***** THE RECORDS
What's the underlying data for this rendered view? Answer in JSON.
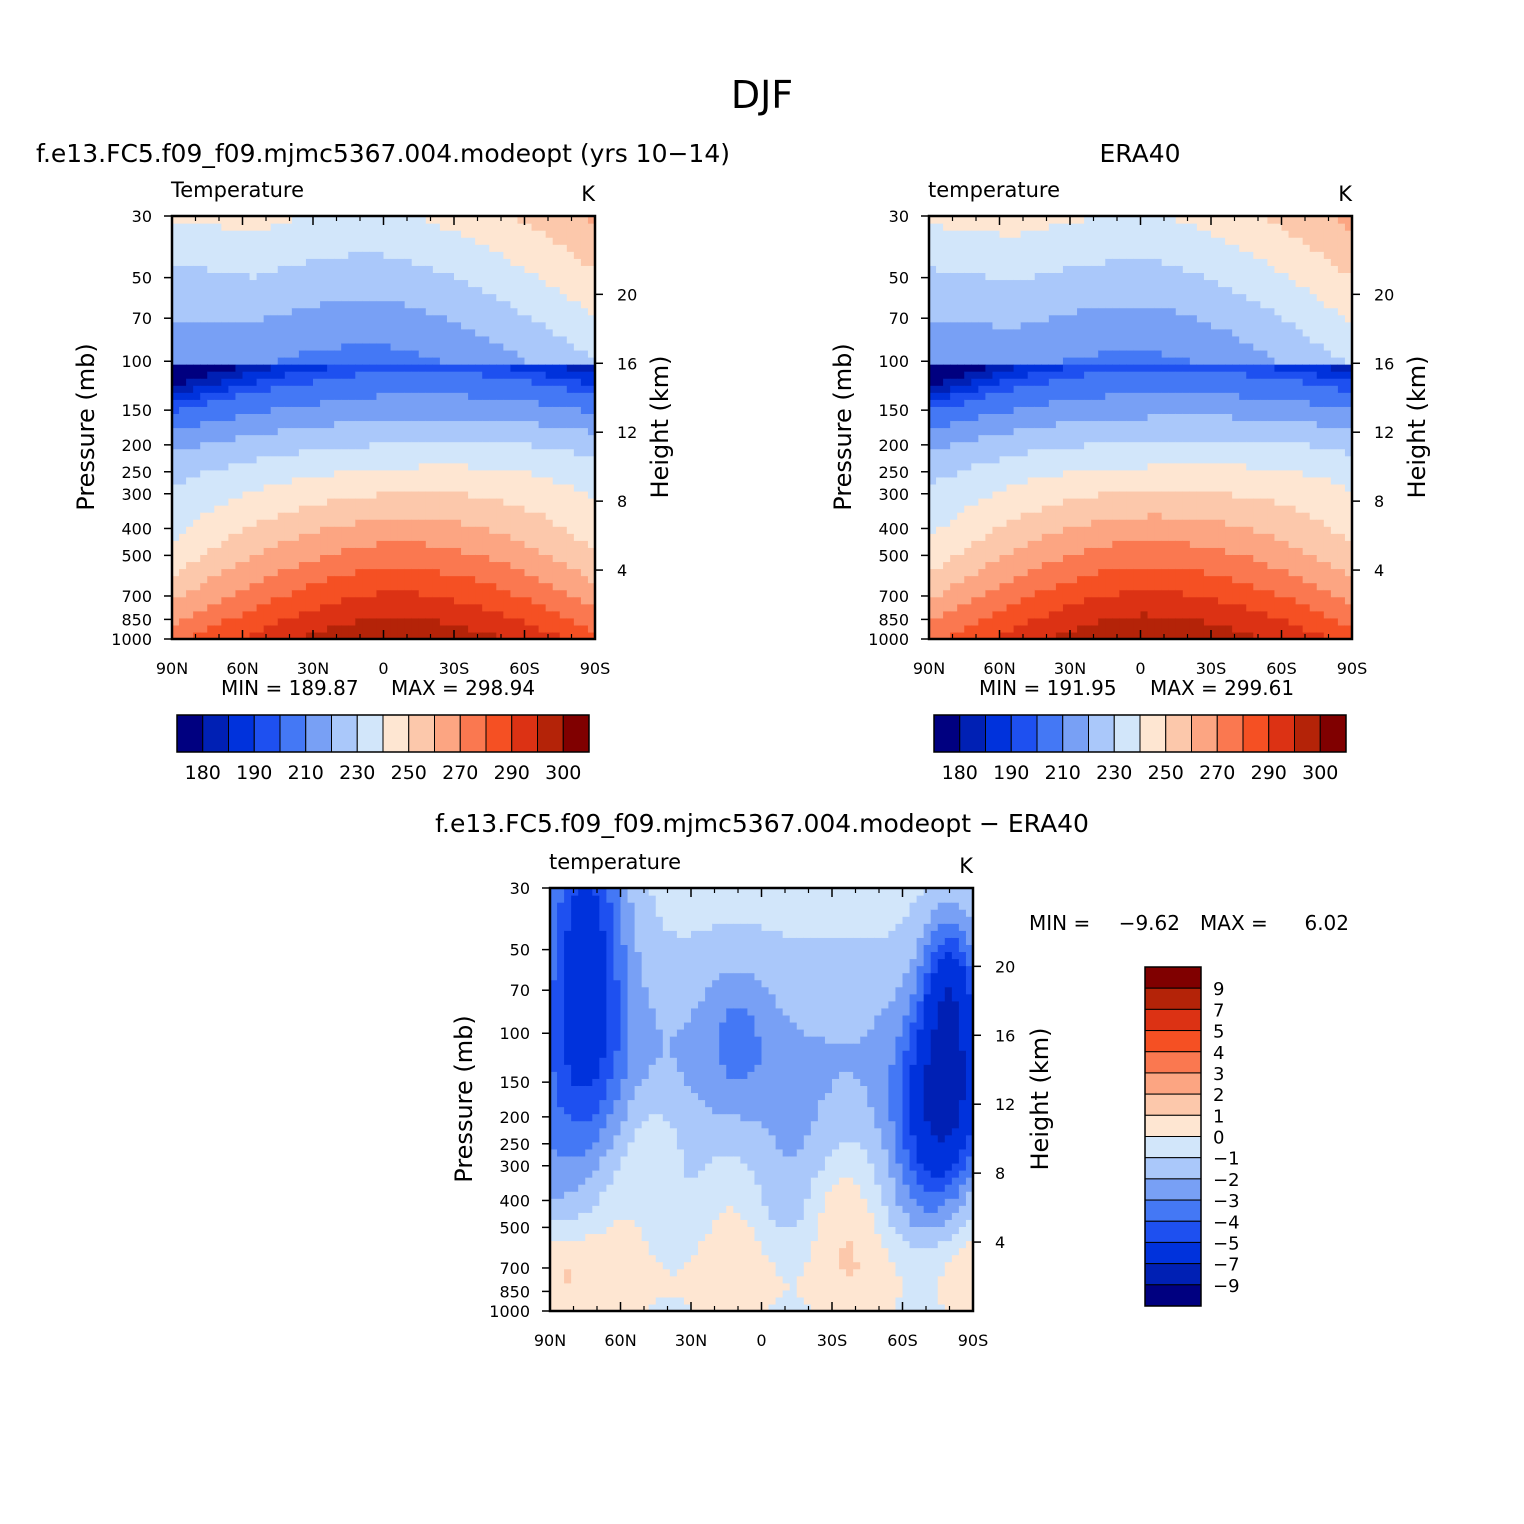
{
  "page": {
    "title": "DJF"
  },
  "levels": {
    "abs": [
      175,
      180,
      185,
      190,
      200,
      210,
      220,
      230,
      240,
      250,
      260,
      270,
      280,
      290,
      300
    ],
    "diff": [
      -9,
      -7,
      -5,
      -4,
      -3,
      -2,
      -1,
      0,
      1,
      2,
      3,
      4,
      5,
      7,
      9
    ]
  },
  "colors": {
    "abs": [
      "#000080",
      "#0020b4",
      "#0032dc",
      "#1e50f0",
      "#4478f5",
      "#78a0f5",
      "#aac8fa",
      "#d2e6fa",
      "#fee6d2",
      "#fcc8ab",
      "#fca582",
      "#fa7850",
      "#f55023",
      "#dc3214",
      "#b42308",
      "#800000"
    ],
    "diff": [
      "#000080",
      "#0020b4",
      "#0032dc",
      "#1e50f0",
      "#4478f5",
      "#78a0f5",
      "#aac8fa",
      "#d2e6fa",
      "#fee6d2",
      "#fcc8ab",
      "#fca582",
      "#fa7850",
      "#f55023",
      "#dc3214",
      "#b42308",
      "#800000"
    ]
  },
  "chart_data": [
    {
      "id": "model",
      "type": "contour",
      "title": "f.e13.FC5.f09_f09.mjmc5367.004.modeopt (yrs 10-14)",
      "subtitle": "Temperature",
      "units": "K",
      "ylabel": "Pressure (mb)",
      "ylabel_right": "Height (km)",
      "x_ticks": [
        "90N",
        "60N",
        "30N",
        "0",
        "30S",
        "60S",
        "90S"
      ],
      "y_ticks": [
        30,
        50,
        70,
        100,
        150,
        200,
        250,
        300,
        400,
        500,
        700,
        850,
        1000
      ],
      "height_ticks": [
        4,
        8,
        12,
        16,
        20
      ],
      "min_label": "MIN = 189.87",
      "max_label": "MAX = 298.94",
      "colorbar_labels": [
        "180",
        "190",
        "210",
        "230",
        "250",
        "270",
        "290",
        "300"
      ],
      "ylim": [
        1000,
        30
      ],
      "xlim": [
        90,
        -90
      ]
    },
    {
      "id": "obs",
      "type": "contour",
      "title": "ERA40",
      "subtitle": "temperature",
      "units": "K",
      "ylabel": "Pressure (mb)",
      "ylabel_right": "Height (km)",
      "x_ticks": [
        "90N",
        "60N",
        "30N",
        "0",
        "30S",
        "60S",
        "90S"
      ],
      "y_ticks": [
        30,
        50,
        70,
        100,
        150,
        200,
        250,
        300,
        400,
        500,
        700,
        850,
        1000
      ],
      "height_ticks": [
        4,
        8,
        12,
        16,
        20
      ],
      "min_label": "MIN = 191.95",
      "max_label": "MAX = 299.61",
      "colorbar_labels": [
        "180",
        "190",
        "210",
        "230",
        "250",
        "270",
        "290",
        "300"
      ],
      "ylim": [
        1000,
        30
      ],
      "xlim": [
        90,
        -90
      ]
    },
    {
      "id": "diff",
      "type": "contour",
      "title": "f.e13.FC5.f09_f09.mjmc5367.004.modeopt - ERA40",
      "subtitle": "temperature",
      "units": "K",
      "ylabel": "Pressure (mb)",
      "ylabel_right": "Height (km)",
      "x_ticks": [
        "90N",
        "60N",
        "30N",
        "0",
        "30S",
        "60S",
        "90S"
      ],
      "y_ticks": [
        30,
        50,
        70,
        100,
        150,
        200,
        250,
        300,
        400,
        500,
        700,
        850,
        1000
      ],
      "height_ticks": [
        4,
        8,
        12,
        16,
        20
      ],
      "min_label": "MIN =",
      "min_value": "-9.62",
      "max_label": "MAX =",
      "max_value": "6.02",
      "colorbar_labels": [
        "9",
        "7",
        "5",
        "4",
        "3",
        "2",
        "1",
        "0",
        "-1",
        "-2",
        "-3",
        "-4",
        "-5",
        "-7",
        "-9"
      ],
      "ylim": [
        1000,
        30
      ],
      "xlim": [
        90,
        -90
      ]
    }
  ]
}
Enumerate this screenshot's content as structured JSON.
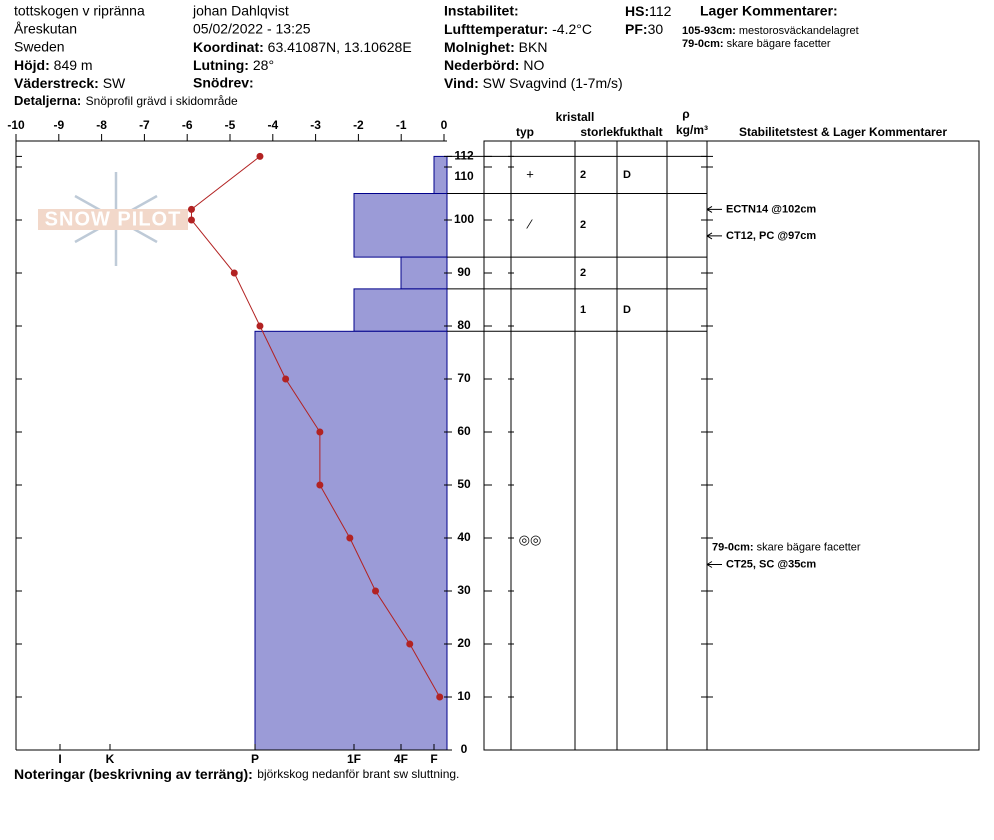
{
  "header": {
    "location": "tottskogen v ripränna",
    "region": "Åreskutan",
    "country": "Sweden",
    "elevation": {
      "label": "Höjd:",
      "value": "849 m"
    },
    "aspect": {
      "label": "Väderstreck:",
      "value": "SW"
    },
    "details": {
      "label": "Detaljerna:",
      "value": "Snöprofil grävd i skidområde"
    },
    "observer": "johan Dahlqvist",
    "datetime": "05/02/2022 - 13:25",
    "coordinates": {
      "label": "Koordinat:",
      "value": "63.41087N, 13.10628E"
    },
    "slope": {
      "label": "Lutning:",
      "value": "28°"
    },
    "wind_loading": "Snödrev:",
    "instability": "Instabilitet:",
    "air_temperature": {
      "label": "Lufttemperatur:",
      "value": "-4.2°C"
    },
    "sky": {
      "label": "Molnighet:",
      "value": "BKN"
    },
    "precipitation": {
      "label": "Nederbörd:",
      "value": "NO"
    },
    "wind": {
      "label": "Vind:",
      "value": "SW Svagvind (1-7m/s)"
    },
    "hs": {
      "label": "HS:",
      "value": "112"
    },
    "pf": {
      "label": "PF:",
      "value": "30"
    },
    "layer_comments_title": "Lager Kommentarer:",
    "layer_comments": [
      {
        "label": "105-93cm:",
        "value": "mestorosväckandelagret"
      },
      {
        "label": "79-0cm:",
        "value": "skare bägare facetter"
      }
    ]
  },
  "chart_data": {
    "type": "snowprofile",
    "logo": "SNOW PILOT",
    "xlim": [
      -10,
      0
    ],
    "xticks": [
      -10,
      -9,
      -8,
      -7,
      -6,
      -5,
      -4,
      -3,
      -2,
      -1,
      0
    ],
    "ylim": [
      0,
      112
    ],
    "yticks": [
      0,
      10,
      20,
      30,
      40,
      50,
      60,
      70,
      80,
      90,
      100,
      110,
      112
    ],
    "hardness_ticks": [
      "I",
      "K",
      "P",
      "1F",
      "4F",
      "F"
    ],
    "layer_color": "#9b9bd7",
    "temperature": {
      "color": "#b22222",
      "heights": [
        112,
        102,
        100,
        90,
        80,
        70,
        60,
        50,
        40,
        30,
        20,
        10
      ],
      "values": [
        -4.3,
        -5.9,
        -5.9,
        -4.9,
        -4.3,
        -3.7,
        -2.9,
        -2.9,
        -2.2,
        -1.6,
        -0.8,
        -0.1
      ]
    },
    "table_headers": {
      "type": "typ",
      "crystal": "kristall",
      "size": "storlek",
      "moisture": "fukthalt",
      "rho": "ρ",
      "density": "kg/m³",
      "comments": "Stabilitetstest & Lager Kommentarer"
    },
    "layers": [
      {
        "top": 112,
        "bottom": 105,
        "hardness": "F",
        "grain": "+",
        "size": 2,
        "moisture": "D"
      },
      {
        "top": 105,
        "bottom": 93,
        "hardness": "1F",
        "grain": "⁄",
        "size": 2
      },
      {
        "top": 93,
        "bottom": 87,
        "hardness": "4F",
        "size": 2
      },
      {
        "top": 87,
        "bottom": 79,
        "hardness": "1F",
        "size": 1,
        "moisture": "D"
      },
      {
        "top": 79,
        "bottom": 0,
        "hardness": "P",
        "grain": "◎◎",
        "comment": {
          "label": "79-0cm:",
          "value": "skare bägare facetter"
        }
      }
    ],
    "tests": [
      {
        "text": "ECTN14 @102cm",
        "height": 102
      },
      {
        "text": "CT12, PC @97cm",
        "height": 97
      },
      {
        "text": "CT25, SC @35cm",
        "height": 35
      }
    ]
  },
  "footer": {
    "label": "Noteringar (beskrivning av terräng):",
    "value": "björkskog nedanför brant sw sluttning."
  }
}
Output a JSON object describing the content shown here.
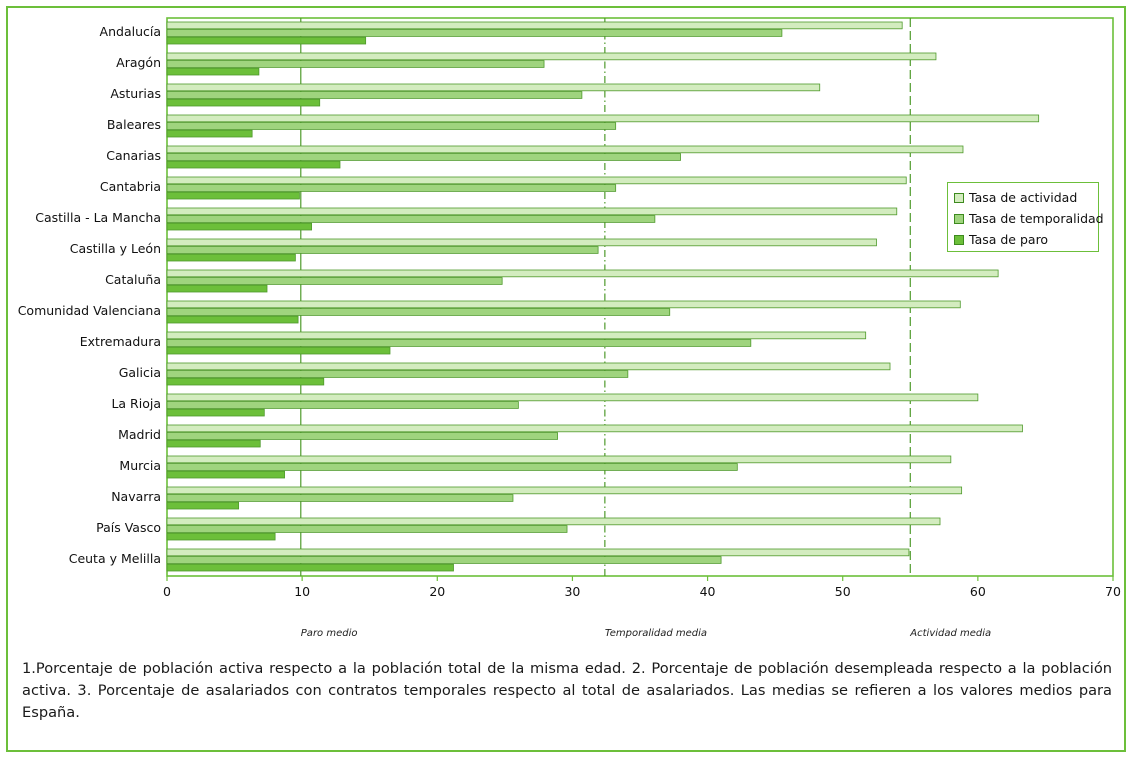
{
  "chart_data": {
    "type": "bar",
    "orientation": "horizontal",
    "categories": [
      "Andalucía",
      "Aragón",
      "Asturias",
      "Baleares",
      "Canarias",
      "Cantabria",
      "Castilla - La Mancha",
      "Castilla y León",
      "Cataluña",
      "Comunidad Valenciana",
      "Extremadura",
      "Galicia",
      "La Rioja",
      "Madrid",
      "Murcia",
      "Navarra",
      "País Vasco",
      "Ceuta y Melilla"
    ],
    "series": [
      {
        "name": "Tasa de actividad",
        "color": "#d3ecbf",
        "values": [
          54.4,
          56.9,
          48.3,
          64.5,
          58.9,
          54.7,
          54.0,
          52.5,
          61.5,
          58.7,
          51.7,
          53.5,
          60.0,
          63.3,
          58.0,
          58.8,
          57.2,
          54.9
        ]
      },
      {
        "name": "Tasa de temporalidad",
        "color": "#9fd47e",
        "values": [
          45.5,
          27.9,
          30.7,
          33.2,
          38.0,
          33.2,
          36.1,
          31.9,
          24.8,
          37.2,
          43.2,
          34.1,
          26.0,
          28.9,
          42.2,
          25.6,
          29.6,
          41.0
        ]
      },
      {
        "name": "Tasa de paro",
        "color": "#6cbf3a",
        "values": [
          14.7,
          6.8,
          11.3,
          6.3,
          12.8,
          9.8,
          10.7,
          9.5,
          7.4,
          9.7,
          16.5,
          11.6,
          7.2,
          6.9,
          8.7,
          5.3,
          8.0,
          21.2
        ]
      }
    ],
    "x_ticks": [
      "0",
      "10",
      "20",
      "30",
      "40",
      "50",
      "60",
      "70"
    ],
    "xlim": [
      0,
      70
    ],
    "reference_lines": [
      {
        "label": "Paro medio",
        "value": 9.9,
        "style": "solid"
      },
      {
        "label": "Temporalidad media",
        "value": 32.4,
        "style": "dash-dot"
      },
      {
        "label": "Actividad media",
        "value": 55.0,
        "style": "dashed"
      }
    ],
    "legend_position": "right",
    "grid": false
  },
  "footnote": "1.Porcentaje de población activa respecto a la población total de la misma edad. 2. Porcentaje de población desempleada respecto a la población activa. 3. Porcentaje de asalariados con contratos temporales respecto al total de asalariados. Las medias se refieren a los valores medios para España."
}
**********
PROBLEM TO WORK ON ->
Work out how many lines in the entries hold the string "JSON". Your answer should consist solely of that number.

RESPONSE TO THIS TASK ->
3